-- Start of RECORDS TO USE --
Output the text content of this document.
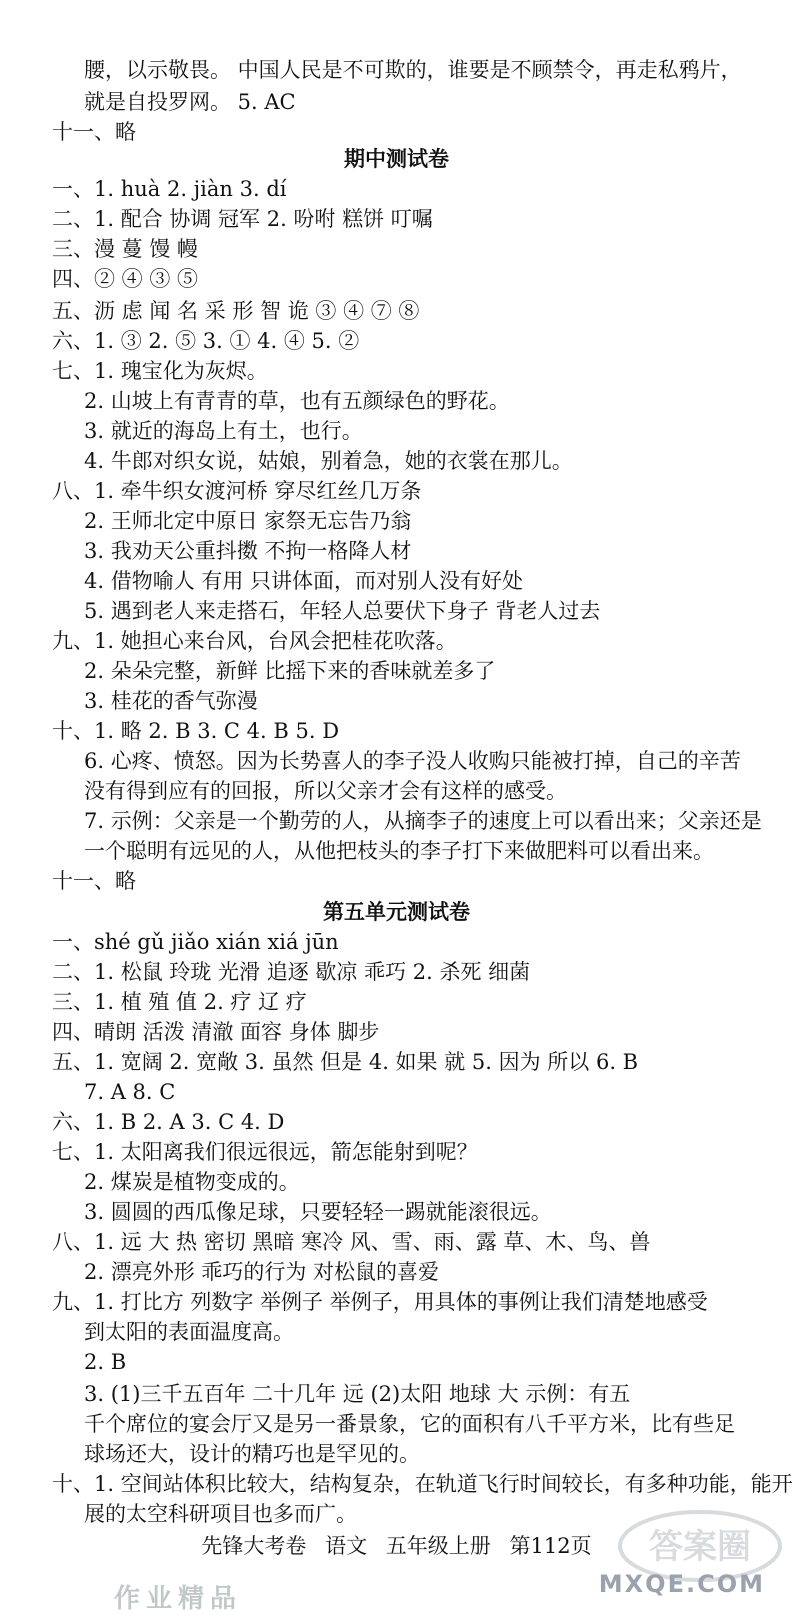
腰，以示敬畏。 中国人民是不可欺的，谁要是不顾禁令，再走私鸦片，
就是自投罗网。 5. AC
十一、略
期中测试卷
一、1. huà 2. jiàn 3. dí
二、1. 配合 协调 冠军 2. 吩咐 糕饼 叮嘱
三、漫 蔓 馒 幔
四、② ④ ③ ⑤
五、沥 虑 闻 名 采 形 智 诡 ③ ④ ⑦ ⑧
六、1. ③ 2. ⑤ 3. ① 4. ④ 5. ②
七、1. 瑰宝化为灰烬。
2. 山坡上有青青的草，也有五颜绿色的野花。
3. 就近的海岛上有土，也行。
4. 牛郎对织女说，姑娘，别着急，她的衣裳在那儿。
八、1. 牵牛织女渡河桥 穿尽红丝几万条
2. 王师北定中原日 家祭无忘告乃翁
3. 我劝天公重抖擞 不拘一格降人材
4. 借物喻人 有用 只讲体面，而对别人没有好处
5. 遇到老人来走搭石，年轻人总要伏下身子 背老人过去
九、1. 她担心来台风，台风会把桂花吹落。
2. 朵朵完整，新鲜 比摇下来的香味就差多了
3. 桂花的香气弥漫
十、1. 略 2. B 3. C 4. B 5. D
6. 心疼、愤怒。因为长势喜人的李子没人收购只能被打掉，自己的辛苦
没有得到应有的回报，所以父亲才会有这样的感受。
7. 示例：父亲是一个勤劳的人，从摘李子的速度上可以看出来；父亲还是
一个聪明有远见的人，从他把枝头的李子打下来做肥料可以看出来。
十一、略
第五单元测试卷
一、shé gǔ jiǎo xián xiá jūn
二、1. 松鼠 玲珑 光滑 追逐 歇凉 乖巧 2. 杀死 细菌
三、1. 植 殖 值 2. 疗 辽 疗
四、晴朗 活泼 清澈 面容 身体 脚步
五、1. 宽阔 2. 宽敞 3. 虽然 但是 4. 如果 就 5. 因为 所以 6. B
7. A 8. C
六、1. B 2. A 3. C 4. D
七、1. 太阳离我们很远很远，箭怎能射到呢？
2. 煤炭是植物变成的。
3. 圆圆的西瓜像足球，只要轻轻一踢就能滚很远。
八、1. 远 大 热 密切 黑暗 寒冷 风、雪、雨、露 草、木、鸟、兽
2. 漂亮外形 乖巧的行为 对松鼠的喜爱
九、1. 打比方 列数字 举例子 举例子，用具体的事例让我们清楚地感受
到太阳的表面温度高。
2. B
3. (1)三千五百年 二十几年 远 (2)太阳 地球 大 示例：有五
千个席位的宴会厅又是另一番景象，它的面积有八千平方米，比有些足
球场还大，设计的精巧也是罕见的。
十、1. 空间站体积比较大，结构复杂，在轨道飞行时间较长，有多种功能，能开
展的太空科研项目也多而广。
先锋大考卷 语文 五年级上册 第112页	答案圈
MXQE.COM
作业精品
-- End of RECORDS TO USE --
*GIVEN REQUEST:* The pictures should not be reproduced; quote all of the other material exactly.

*RESPONSE FOR THIS EXERCISE:*
Output the text content of this document.
腰，以示敬畏。 中国人民是不可欺的，谁要是不顾禁令，再走私鸦片，
就是自投罗网。 5. AC
十一、略
期中测试卷
一、1. huà 2. jiàn 3. dí
二、1. 配合 协调 冠军 2. 吩咐 糕饼 叮嘱
三、漫 蔓 馒 幔
四、② ④ ③ ⑤
五、沥 虑 闻 名 采 形 智 诡 ③ ④ ⑦ ⑧
六、1. ③ 2. ⑤ 3. ① 4. ④ 5. ②
七、1. 瑰宝化为灰烬。
2. 山坡上有青青的草，也有五颜绿色的野花。
3. 就近的海岛上有土，也行。
4. 牛郎对织女说，姑娘，别着急，她的衣裳在那儿。
八、1. 牵牛织女渡河桥 穿尽红丝几万条
2. 王师北定中原日 家祭无忘告乃翁
3. 我劝天公重抖擞 不拘一格降人材
4. 借物喻人 有用 只讲体面，而对别人没有好处
5. 遇到老人来走搭石，年轻人总要伏下身子 背老人过去
九、1. 她担心来台风，台风会把桂花吹落。
2. 朵朵完整，新鲜 比摇下来的香味就差多了
3. 桂花的香气弥漫
十、1. 略 2. B 3. C 4. B 5. D
6. 心疼、愤怒。因为长势喜人的李子没人收购只能被打掉，自己的辛苦
没有得到应有的回报，所以父亲才会有这样的感受。
7. 示例：父亲是一个勤劳的人，从摘李子的速度上可以看出来；父亲还是
一个聪明有远见的人，从他把枝头的李子打下来做肥料可以看出来。
十一、略
第五单元测试卷
一、shé gǔ jiǎo xián xiá jūn
二、1. 松鼠 玲珑 光滑 追逐 歇凉 乖巧 2. 杀死 细菌
三、1. 植 殖 值 2. 疗 辽 疗
四、晴朗 活泼 清澈 面容 身体 脚步
五、1. 宽阔 2. 宽敞 3. 虽然 但是 4. 如果 就 5. 因为 所以 6. B
7. A 8. C
六、1. B 2. A 3. C 4. D
七、1. 太阳离我们很远很远，箭怎能射到呢？
2. 煤炭是植物变成的。
3. 圆圆的西瓜像足球，只要轻轻一踢就能滚很远。
八、1. 远 大 热 密切 黑暗 寒冷 风、雪、雨、露 草、木、鸟、兽
2. 漂亮外形 乖巧的行为 对松鼠的喜爱
九、1. 打比方 列数字 举例子 举例子，用具体的事例让我们清楚地感受
到太阳的表面温度高。
2. B
3. (1)三千五百年 二十几年 远 (2)太阳 地球 大 示例：有五
千个席位的宴会厅又是另一番景象，它的面积有八千平方米，比有些足
球场还大，设计的精巧也是罕见的。
十、1. 空间站体积比较大，结构复杂，在轨道飞行时间较长，有多种功能，能开
展的太空科研项目也多而广。
先锋大考卷 语文 五年级上册 第112页	答案圈
MXQE.COM
作业精品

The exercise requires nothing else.